> [Data listing]:
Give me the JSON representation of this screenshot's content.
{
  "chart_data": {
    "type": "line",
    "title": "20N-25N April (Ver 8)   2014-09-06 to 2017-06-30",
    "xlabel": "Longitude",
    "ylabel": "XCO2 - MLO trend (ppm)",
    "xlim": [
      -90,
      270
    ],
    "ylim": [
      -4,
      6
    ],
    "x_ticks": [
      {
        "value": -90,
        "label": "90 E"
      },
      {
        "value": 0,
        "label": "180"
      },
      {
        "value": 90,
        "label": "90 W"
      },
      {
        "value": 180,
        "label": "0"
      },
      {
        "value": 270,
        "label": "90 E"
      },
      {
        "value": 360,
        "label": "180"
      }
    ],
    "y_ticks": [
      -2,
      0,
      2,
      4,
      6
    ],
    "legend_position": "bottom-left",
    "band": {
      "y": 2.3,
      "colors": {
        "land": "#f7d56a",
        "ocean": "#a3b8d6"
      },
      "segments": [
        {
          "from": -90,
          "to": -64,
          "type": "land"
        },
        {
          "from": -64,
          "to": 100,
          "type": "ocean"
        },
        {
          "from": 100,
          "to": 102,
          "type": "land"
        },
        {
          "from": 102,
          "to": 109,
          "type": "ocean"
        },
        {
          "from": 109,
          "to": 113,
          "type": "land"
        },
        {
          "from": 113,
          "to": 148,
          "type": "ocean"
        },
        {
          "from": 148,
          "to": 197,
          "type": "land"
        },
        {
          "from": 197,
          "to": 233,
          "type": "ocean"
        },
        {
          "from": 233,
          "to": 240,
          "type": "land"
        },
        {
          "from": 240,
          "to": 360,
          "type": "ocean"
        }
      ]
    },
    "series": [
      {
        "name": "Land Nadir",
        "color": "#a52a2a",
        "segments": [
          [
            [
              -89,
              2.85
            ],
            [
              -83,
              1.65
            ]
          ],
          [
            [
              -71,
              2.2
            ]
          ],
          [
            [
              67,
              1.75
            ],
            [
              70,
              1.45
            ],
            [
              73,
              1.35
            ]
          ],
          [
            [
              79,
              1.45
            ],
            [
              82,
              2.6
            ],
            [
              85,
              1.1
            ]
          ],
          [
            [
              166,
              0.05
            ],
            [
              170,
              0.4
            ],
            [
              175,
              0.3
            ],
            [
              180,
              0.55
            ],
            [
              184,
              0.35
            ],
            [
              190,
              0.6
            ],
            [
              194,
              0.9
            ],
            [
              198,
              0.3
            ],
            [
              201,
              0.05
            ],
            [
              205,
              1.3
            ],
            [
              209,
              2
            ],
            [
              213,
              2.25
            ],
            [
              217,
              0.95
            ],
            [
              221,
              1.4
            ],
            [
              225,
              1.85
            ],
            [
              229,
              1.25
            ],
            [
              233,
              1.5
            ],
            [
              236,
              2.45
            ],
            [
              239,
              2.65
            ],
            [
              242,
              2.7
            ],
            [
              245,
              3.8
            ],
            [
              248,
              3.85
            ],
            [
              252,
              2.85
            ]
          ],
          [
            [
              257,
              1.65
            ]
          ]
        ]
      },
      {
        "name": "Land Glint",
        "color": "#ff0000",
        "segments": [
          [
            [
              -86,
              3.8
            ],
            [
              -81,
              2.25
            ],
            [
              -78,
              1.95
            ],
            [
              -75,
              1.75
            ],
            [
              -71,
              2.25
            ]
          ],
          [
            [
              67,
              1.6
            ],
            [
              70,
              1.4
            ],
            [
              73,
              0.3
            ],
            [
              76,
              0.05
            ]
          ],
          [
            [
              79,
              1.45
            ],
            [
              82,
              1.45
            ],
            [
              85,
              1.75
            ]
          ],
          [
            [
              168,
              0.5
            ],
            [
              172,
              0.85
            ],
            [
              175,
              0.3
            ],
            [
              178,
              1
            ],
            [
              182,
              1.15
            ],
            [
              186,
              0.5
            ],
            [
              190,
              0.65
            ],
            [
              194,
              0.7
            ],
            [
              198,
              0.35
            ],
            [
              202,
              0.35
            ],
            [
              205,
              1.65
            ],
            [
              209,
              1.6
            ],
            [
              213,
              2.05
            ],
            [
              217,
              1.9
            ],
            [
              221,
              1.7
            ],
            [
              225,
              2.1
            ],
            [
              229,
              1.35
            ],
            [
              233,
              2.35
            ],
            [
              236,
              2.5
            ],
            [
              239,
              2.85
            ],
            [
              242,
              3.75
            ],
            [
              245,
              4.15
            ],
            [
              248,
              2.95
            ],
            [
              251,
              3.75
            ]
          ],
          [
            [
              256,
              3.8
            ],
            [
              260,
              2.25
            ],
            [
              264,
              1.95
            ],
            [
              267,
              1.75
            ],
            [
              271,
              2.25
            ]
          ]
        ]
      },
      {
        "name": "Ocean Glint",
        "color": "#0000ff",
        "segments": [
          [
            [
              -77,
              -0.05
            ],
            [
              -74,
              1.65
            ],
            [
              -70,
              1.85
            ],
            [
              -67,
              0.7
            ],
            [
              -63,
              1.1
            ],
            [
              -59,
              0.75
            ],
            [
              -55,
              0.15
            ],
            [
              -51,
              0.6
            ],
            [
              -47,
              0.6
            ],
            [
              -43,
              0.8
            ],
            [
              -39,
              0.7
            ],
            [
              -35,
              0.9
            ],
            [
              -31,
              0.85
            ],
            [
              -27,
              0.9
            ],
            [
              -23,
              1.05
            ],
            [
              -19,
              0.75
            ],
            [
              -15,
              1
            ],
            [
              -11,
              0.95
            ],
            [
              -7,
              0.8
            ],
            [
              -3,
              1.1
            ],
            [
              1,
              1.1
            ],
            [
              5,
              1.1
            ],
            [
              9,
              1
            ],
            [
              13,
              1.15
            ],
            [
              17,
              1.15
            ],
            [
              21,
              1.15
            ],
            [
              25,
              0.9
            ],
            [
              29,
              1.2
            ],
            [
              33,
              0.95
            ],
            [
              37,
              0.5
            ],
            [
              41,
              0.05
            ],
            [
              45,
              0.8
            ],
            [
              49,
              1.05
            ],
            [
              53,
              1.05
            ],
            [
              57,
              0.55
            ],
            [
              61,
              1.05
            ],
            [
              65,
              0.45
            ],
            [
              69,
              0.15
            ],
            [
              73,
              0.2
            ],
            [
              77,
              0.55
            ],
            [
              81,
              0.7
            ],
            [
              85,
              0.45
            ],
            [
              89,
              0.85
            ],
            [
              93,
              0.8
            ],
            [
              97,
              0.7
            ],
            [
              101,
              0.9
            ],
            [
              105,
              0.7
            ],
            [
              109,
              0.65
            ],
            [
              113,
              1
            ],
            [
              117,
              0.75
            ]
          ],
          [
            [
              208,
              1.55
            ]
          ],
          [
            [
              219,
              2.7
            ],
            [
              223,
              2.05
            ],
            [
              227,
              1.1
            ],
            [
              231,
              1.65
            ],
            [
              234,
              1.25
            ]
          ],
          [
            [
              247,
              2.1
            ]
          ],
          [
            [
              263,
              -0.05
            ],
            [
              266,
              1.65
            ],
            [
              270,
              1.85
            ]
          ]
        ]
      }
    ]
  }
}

> [Aim of the task]: Your task is to repeat each line of the material exactly.

> [Written response]:
Give me the JSON representation of this screenshot's content.
{
  "chart_data": {
    "type": "line",
    "title": "20N-25N April (Ver 8)   2014-09-06 to 2017-06-30",
    "xlabel": "Longitude",
    "ylabel": "XCO2 - MLO trend (ppm)",
    "xlim": [
      -90,
      270
    ],
    "ylim": [
      -4,
      6
    ],
    "x_ticks": [
      {
        "value": -90,
        "label": "90 E"
      },
      {
        "value": 0,
        "label": "180"
      },
      {
        "value": 90,
        "label": "90 W"
      },
      {
        "value": 180,
        "label": "0"
      },
      {
        "value": 270,
        "label": "90 E"
      },
      {
        "value": 360,
        "label": "180"
      }
    ],
    "y_ticks": [
      -2,
      0,
      2,
      4,
      6
    ],
    "legend_position": "bottom-left",
    "band": {
      "y": 2.3,
      "colors": {
        "land": "#f7d56a",
        "ocean": "#a3b8d6"
      },
      "segments": [
        {
          "from": -90,
          "to": -64,
          "type": "land"
        },
        {
          "from": -64,
          "to": 100,
          "type": "ocean"
        },
        {
          "from": 100,
          "to": 102,
          "type": "land"
        },
        {
          "from": 102,
          "to": 109,
          "type": "ocean"
        },
        {
          "from": 109,
          "to": 113,
          "type": "land"
        },
        {
          "from": 113,
          "to": 148,
          "type": "ocean"
        },
        {
          "from": 148,
          "to": 197,
          "type": "land"
        },
        {
          "from": 197,
          "to": 233,
          "type": "ocean"
        },
        {
          "from": 233,
          "to": 240,
          "type": "land"
        },
        {
          "from": 240,
          "to": 360,
          "type": "ocean"
        }
      ]
    },
    "series": [
      {
        "name": "Land Nadir",
        "color": "#a52a2a",
        "segments": [
          [
            [
              -89,
              2.85
            ],
            [
              -83,
              1.65
            ]
          ],
          [
            [
              -71,
              2.2
            ]
          ],
          [
            [
              67,
              1.75
            ],
            [
              70,
              1.45
            ],
            [
              73,
              1.35
            ]
          ],
          [
            [
              79,
              1.45
            ],
            [
              82,
              2.6
            ],
            [
              85,
              1.1
            ]
          ],
          [
            [
              166,
              0.05
            ],
            [
              170,
              0.4
            ],
            [
              175,
              0.3
            ],
            [
              180,
              0.55
            ],
            [
              184,
              0.35
            ],
            [
              190,
              0.6
            ],
            [
              194,
              0.9
            ],
            [
              198,
              0.3
            ],
            [
              201,
              0.05
            ],
            [
              205,
              1.3
            ],
            [
              209,
              2
            ],
            [
              213,
              2.25
            ],
            [
              217,
              0.95
            ],
            [
              221,
              1.4
            ],
            [
              225,
              1.85
            ],
            [
              229,
              1.25
            ],
            [
              233,
              1.5
            ],
            [
              236,
              2.45
            ],
            [
              239,
              2.65
            ],
            [
              242,
              2.7
            ],
            [
              245,
              3.8
            ],
            [
              248,
              3.85
            ],
            [
              252,
              2.85
            ]
          ],
          [
            [
              257,
              1.65
            ]
          ]
        ]
      },
      {
        "name": "Land Glint",
        "color": "#ff0000",
        "segments": [
          [
            [
              -86,
              3.8
            ],
            [
              -81,
              2.25
            ],
            [
              -78,
              1.95
            ],
            [
              -75,
              1.75
            ],
            [
              -71,
              2.25
            ]
          ],
          [
            [
              67,
              1.6
            ],
            [
              70,
              1.4
            ],
            [
              73,
              0.3
            ],
            [
              76,
              0.05
            ]
          ],
          [
            [
              79,
              1.45
            ],
            [
              82,
              1.45
            ],
            [
              85,
              1.75
            ]
          ],
          [
            [
              168,
              0.5
            ],
            [
              172,
              0.85
            ],
            [
              175,
              0.3
            ],
            [
              178,
              1
            ],
            [
              182,
              1.15
            ],
            [
              186,
              0.5
            ],
            [
              190,
              0.65
            ],
            [
              194,
              0.7
            ],
            [
              198,
              0.35
            ],
            [
              202,
              0.35
            ],
            [
              205,
              1.65
            ],
            [
              209,
              1.6
            ],
            [
              213,
              2.05
            ],
            [
              217,
              1.9
            ],
            [
              221,
              1.7
            ],
            [
              225,
              2.1
            ],
            [
              229,
              1.35
            ],
            [
              233,
              2.35
            ],
            [
              236,
              2.5
            ],
            [
              239,
              2.85
            ],
            [
              242,
              3.75
            ],
            [
              245,
              4.15
            ],
            [
              248,
              2.95
            ],
            [
              251,
              3.75
            ]
          ],
          [
            [
              256,
              3.8
            ],
            [
              260,
              2.25
            ],
            [
              264,
              1.95
            ],
            [
              267,
              1.75
            ],
            [
              271,
              2.25
            ]
          ]
        ]
      },
      {
        "name": "Ocean Glint",
        "color": "#0000ff",
        "segments": [
          [
            [
              -77,
              -0.05
            ],
            [
              -74,
              1.65
            ],
            [
              -70,
              1.85
            ],
            [
              -67,
              0.7
            ],
            [
              -63,
              1.1
            ],
            [
              -59,
              0.75
            ],
            [
              -55,
              0.15
            ],
            [
              -51,
              0.6
            ],
            [
              -47,
              0.6
            ],
            [
              -43,
              0.8
            ],
            [
              -39,
              0.7
            ],
            [
              -35,
              0.9
            ],
            [
              -31,
              0.85
            ],
            [
              -27,
              0.9
            ],
            [
              -23,
              1.05
            ],
            [
              -19,
              0.75
            ],
            [
              -15,
              1
            ],
            [
              -11,
              0.95
            ],
            [
              -7,
              0.8
            ],
            [
              -3,
              1.1
            ],
            [
              1,
              1.1
            ],
            [
              5,
              1.1
            ],
            [
              9,
              1
            ],
            [
              13,
              1.15
            ],
            [
              17,
              1.15
            ],
            [
              21,
              1.15
            ],
            [
              25,
              0.9
            ],
            [
              29,
              1.2
            ],
            [
              33,
              0.95
            ],
            [
              37,
              0.5
            ],
            [
              41,
              0.05
            ],
            [
              45,
              0.8
            ],
            [
              49,
              1.05
            ],
            [
              53,
              1.05
            ],
            [
              57,
              0.55
            ],
            [
              61,
              1.05
            ],
            [
              65,
              0.45
            ],
            [
              69,
              0.15
            ],
            [
              73,
              0.2
            ],
            [
              77,
              0.55
            ],
            [
              81,
              0.7
            ],
            [
              85,
              0.45
            ],
            [
              89,
              0.85
            ],
            [
              93,
              0.8
            ],
            [
              97,
              0.7
            ],
            [
              101,
              0.9
            ],
            [
              105,
              0.7
            ],
            [
              109,
              0.65
            ],
            [
              113,
              1
            ],
            [
              117,
              0.75
            ]
          ],
          [
            [
              208,
              1.55
            ]
          ],
          [
            [
              219,
              2.7
            ],
            [
              223,
              2.05
            ],
            [
              227,
              1.1
            ],
            [
              231,
              1.65
            ],
            [
              234,
              1.25
            ]
          ],
          [
            [
              247,
              2.1
            ]
          ],
          [
            [
              263,
              -0.05
            ],
            [
              266,
              1.65
            ],
            [
              270,
              1.85
            ]
          ]
        ]
      }
    ]
  }
}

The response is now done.